Check each line for the string "scrive", then give only how many lines have it.

SUPPLIED MATERIAL
+++++

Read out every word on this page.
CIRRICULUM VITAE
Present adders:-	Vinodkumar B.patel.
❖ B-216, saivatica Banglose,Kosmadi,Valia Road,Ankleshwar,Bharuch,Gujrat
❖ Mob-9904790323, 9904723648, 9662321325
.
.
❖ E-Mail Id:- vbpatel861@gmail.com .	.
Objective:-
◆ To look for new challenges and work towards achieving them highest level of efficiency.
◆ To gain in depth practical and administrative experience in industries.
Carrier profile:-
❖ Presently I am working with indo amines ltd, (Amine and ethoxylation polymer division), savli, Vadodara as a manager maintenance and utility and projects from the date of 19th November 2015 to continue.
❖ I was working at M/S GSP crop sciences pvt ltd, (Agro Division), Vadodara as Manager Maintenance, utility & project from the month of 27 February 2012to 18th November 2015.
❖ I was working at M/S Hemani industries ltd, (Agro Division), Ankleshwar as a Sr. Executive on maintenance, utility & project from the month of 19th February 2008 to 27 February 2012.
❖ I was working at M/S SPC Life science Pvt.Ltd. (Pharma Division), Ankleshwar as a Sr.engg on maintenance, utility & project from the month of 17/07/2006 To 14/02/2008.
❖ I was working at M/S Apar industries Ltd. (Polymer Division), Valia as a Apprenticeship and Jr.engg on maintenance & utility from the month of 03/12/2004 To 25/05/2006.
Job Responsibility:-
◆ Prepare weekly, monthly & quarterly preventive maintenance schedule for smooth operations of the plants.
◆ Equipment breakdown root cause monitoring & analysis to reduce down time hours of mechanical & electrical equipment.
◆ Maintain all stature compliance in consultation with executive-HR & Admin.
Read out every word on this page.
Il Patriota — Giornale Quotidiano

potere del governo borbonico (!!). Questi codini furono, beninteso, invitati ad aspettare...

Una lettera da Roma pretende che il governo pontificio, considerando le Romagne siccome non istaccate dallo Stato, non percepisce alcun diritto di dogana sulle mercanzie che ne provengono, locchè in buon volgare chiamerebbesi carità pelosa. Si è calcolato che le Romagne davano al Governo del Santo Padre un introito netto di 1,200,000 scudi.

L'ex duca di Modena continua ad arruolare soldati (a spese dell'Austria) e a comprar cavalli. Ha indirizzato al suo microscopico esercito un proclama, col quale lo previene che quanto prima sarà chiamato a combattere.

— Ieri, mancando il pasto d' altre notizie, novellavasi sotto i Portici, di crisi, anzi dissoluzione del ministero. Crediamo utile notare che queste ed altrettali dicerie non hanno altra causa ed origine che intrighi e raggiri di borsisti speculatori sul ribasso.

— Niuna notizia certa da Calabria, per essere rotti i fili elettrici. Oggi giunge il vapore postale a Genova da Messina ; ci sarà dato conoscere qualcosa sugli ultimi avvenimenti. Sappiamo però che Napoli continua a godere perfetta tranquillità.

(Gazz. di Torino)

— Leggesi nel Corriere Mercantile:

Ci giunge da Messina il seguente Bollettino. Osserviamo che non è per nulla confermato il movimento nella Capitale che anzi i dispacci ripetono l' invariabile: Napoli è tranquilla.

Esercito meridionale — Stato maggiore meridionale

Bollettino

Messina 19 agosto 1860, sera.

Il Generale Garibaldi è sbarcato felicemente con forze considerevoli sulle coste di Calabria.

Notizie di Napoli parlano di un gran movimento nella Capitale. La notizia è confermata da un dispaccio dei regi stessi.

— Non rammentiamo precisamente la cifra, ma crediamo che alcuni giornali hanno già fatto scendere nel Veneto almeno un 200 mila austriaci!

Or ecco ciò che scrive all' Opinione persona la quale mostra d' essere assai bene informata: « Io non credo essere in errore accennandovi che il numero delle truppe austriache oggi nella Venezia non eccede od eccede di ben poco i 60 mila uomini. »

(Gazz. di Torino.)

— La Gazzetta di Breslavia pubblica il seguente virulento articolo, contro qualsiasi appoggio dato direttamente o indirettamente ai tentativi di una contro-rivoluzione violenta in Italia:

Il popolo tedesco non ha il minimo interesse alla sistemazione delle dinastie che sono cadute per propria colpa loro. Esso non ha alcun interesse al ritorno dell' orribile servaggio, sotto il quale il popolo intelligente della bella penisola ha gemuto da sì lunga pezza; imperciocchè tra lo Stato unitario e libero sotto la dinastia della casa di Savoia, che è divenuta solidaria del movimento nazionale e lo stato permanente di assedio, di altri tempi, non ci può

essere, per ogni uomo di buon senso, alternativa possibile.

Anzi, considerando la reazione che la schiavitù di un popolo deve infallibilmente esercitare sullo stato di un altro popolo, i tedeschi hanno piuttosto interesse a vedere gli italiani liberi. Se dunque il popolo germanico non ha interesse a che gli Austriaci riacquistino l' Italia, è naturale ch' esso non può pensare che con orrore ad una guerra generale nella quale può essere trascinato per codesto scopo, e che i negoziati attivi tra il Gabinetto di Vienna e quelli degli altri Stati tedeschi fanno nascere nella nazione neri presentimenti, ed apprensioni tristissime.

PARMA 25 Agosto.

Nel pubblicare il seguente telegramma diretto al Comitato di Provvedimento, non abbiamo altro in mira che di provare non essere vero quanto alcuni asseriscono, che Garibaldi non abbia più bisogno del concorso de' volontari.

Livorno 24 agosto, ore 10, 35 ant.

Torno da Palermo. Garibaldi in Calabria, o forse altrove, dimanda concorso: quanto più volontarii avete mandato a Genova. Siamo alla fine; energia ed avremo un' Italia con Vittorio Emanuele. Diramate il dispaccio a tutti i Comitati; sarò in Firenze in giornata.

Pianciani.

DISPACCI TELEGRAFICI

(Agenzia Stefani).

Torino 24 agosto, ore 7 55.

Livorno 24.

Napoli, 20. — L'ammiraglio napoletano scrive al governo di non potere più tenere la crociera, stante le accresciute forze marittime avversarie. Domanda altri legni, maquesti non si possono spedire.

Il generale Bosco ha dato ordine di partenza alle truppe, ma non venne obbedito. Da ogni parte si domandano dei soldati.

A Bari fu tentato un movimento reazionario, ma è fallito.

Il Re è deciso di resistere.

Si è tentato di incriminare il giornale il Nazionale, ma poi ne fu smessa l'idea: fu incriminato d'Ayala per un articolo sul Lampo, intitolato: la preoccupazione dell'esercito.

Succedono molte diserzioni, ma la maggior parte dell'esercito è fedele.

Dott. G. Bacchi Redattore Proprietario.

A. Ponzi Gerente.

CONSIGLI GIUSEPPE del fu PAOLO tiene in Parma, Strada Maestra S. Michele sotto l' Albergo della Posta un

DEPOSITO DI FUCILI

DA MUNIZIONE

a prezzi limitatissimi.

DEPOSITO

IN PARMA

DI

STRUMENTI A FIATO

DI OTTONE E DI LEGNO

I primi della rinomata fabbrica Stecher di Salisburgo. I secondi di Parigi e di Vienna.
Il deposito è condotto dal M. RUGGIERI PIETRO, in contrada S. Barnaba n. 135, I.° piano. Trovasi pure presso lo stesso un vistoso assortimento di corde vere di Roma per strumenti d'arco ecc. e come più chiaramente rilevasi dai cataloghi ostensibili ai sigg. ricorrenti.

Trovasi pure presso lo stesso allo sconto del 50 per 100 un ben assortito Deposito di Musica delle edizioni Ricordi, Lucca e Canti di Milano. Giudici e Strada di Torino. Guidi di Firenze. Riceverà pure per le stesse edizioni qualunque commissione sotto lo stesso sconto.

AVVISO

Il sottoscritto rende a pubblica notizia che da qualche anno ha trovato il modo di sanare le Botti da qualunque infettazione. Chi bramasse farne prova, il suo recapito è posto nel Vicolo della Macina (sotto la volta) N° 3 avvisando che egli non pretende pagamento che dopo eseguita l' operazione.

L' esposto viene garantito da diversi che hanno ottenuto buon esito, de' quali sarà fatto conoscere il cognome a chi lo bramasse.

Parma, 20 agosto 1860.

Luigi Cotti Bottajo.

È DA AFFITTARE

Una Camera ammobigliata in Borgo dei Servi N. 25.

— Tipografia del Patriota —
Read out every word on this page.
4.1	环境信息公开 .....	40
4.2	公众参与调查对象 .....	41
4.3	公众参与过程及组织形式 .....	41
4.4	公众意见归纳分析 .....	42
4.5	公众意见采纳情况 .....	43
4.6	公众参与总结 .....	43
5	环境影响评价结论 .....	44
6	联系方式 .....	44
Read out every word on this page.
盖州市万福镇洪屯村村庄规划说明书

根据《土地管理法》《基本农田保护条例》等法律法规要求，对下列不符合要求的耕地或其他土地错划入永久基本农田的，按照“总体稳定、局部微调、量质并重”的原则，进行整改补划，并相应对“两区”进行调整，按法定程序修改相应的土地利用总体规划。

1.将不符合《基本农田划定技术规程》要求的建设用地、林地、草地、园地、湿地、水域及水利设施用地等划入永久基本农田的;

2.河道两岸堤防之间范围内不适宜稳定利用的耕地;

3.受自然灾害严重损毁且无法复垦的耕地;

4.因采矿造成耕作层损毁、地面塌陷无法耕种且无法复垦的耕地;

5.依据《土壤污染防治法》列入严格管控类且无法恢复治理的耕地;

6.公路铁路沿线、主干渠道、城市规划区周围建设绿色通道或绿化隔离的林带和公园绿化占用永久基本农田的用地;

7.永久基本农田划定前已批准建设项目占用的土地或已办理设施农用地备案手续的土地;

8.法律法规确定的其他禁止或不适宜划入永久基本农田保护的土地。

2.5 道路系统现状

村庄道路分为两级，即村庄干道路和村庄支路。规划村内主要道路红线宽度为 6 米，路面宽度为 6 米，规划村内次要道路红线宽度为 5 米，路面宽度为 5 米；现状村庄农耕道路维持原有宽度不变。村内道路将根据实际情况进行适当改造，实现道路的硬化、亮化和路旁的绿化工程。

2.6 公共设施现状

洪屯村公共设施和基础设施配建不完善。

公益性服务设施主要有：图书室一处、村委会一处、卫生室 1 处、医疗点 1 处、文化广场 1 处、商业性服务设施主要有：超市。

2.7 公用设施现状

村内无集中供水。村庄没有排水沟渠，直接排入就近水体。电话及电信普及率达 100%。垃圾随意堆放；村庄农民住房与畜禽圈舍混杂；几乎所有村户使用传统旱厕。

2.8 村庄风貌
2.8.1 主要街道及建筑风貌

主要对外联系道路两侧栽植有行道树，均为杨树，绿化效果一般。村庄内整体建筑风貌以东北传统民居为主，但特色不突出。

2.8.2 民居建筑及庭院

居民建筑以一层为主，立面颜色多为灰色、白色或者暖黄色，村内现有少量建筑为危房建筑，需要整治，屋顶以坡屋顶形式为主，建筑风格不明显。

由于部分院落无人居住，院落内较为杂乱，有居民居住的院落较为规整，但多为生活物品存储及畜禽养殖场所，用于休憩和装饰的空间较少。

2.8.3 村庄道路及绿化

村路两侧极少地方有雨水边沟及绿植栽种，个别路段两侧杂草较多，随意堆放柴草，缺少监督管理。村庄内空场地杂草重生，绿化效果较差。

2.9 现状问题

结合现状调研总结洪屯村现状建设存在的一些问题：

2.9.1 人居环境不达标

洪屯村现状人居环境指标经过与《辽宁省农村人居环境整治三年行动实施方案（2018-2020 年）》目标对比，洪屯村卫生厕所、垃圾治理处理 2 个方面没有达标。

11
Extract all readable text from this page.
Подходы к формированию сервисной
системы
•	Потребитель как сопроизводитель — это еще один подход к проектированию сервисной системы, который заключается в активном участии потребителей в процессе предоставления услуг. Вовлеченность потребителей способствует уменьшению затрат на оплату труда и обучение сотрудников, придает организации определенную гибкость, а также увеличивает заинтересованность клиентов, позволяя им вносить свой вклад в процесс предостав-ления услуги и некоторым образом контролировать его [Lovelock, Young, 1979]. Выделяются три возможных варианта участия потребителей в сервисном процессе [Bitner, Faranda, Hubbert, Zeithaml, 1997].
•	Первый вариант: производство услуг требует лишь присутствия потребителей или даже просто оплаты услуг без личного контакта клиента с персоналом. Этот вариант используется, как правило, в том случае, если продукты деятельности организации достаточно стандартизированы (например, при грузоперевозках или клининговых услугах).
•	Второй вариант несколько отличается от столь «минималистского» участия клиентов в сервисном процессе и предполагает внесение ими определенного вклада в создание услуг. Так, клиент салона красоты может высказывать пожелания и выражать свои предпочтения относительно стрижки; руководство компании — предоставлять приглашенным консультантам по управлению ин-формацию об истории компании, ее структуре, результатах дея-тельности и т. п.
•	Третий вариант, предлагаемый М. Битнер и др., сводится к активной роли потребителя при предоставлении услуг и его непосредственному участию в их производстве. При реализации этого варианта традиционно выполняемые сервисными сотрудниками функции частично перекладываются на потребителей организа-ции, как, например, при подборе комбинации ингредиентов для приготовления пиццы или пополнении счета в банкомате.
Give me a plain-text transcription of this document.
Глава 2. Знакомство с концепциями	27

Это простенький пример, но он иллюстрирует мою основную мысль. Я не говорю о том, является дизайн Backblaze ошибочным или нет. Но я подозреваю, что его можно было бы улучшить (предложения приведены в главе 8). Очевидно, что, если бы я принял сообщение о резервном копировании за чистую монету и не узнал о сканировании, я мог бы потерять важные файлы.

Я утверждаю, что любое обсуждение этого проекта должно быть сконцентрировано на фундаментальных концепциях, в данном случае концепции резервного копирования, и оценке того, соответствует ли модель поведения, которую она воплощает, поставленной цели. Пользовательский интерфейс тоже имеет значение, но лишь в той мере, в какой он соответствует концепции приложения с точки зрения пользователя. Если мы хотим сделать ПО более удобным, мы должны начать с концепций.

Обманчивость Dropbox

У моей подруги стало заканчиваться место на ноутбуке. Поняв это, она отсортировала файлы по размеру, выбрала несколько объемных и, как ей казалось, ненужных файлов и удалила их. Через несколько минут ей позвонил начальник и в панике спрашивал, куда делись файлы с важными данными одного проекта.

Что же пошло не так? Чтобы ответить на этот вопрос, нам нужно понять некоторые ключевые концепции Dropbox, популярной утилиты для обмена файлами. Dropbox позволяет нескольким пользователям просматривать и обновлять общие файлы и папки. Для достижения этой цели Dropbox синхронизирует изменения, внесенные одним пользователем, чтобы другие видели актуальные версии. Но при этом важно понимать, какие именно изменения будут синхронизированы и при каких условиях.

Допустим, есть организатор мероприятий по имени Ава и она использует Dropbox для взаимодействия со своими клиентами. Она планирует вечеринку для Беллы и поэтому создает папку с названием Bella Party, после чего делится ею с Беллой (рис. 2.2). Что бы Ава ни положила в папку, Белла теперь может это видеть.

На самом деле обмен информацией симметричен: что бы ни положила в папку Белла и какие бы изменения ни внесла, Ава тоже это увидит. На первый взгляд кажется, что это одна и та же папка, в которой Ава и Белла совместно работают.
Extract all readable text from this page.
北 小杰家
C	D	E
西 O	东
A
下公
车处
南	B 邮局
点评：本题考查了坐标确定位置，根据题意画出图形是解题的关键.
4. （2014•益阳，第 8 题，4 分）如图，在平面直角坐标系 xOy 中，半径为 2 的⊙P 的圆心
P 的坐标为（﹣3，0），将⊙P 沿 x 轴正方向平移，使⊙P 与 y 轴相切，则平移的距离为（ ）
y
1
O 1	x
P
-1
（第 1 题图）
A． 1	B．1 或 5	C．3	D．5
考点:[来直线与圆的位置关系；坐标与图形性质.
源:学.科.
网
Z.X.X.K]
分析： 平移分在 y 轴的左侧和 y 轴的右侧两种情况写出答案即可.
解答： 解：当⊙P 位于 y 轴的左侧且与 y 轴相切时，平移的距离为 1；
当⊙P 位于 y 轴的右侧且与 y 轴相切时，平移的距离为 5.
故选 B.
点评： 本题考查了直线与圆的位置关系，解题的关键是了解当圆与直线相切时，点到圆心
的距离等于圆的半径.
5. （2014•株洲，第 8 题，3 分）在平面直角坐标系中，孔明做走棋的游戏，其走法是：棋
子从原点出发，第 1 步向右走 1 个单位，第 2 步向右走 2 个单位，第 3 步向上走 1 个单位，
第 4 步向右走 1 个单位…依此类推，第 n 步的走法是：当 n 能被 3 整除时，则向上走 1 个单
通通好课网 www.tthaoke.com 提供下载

+++++

FINISHED EXERCISE
2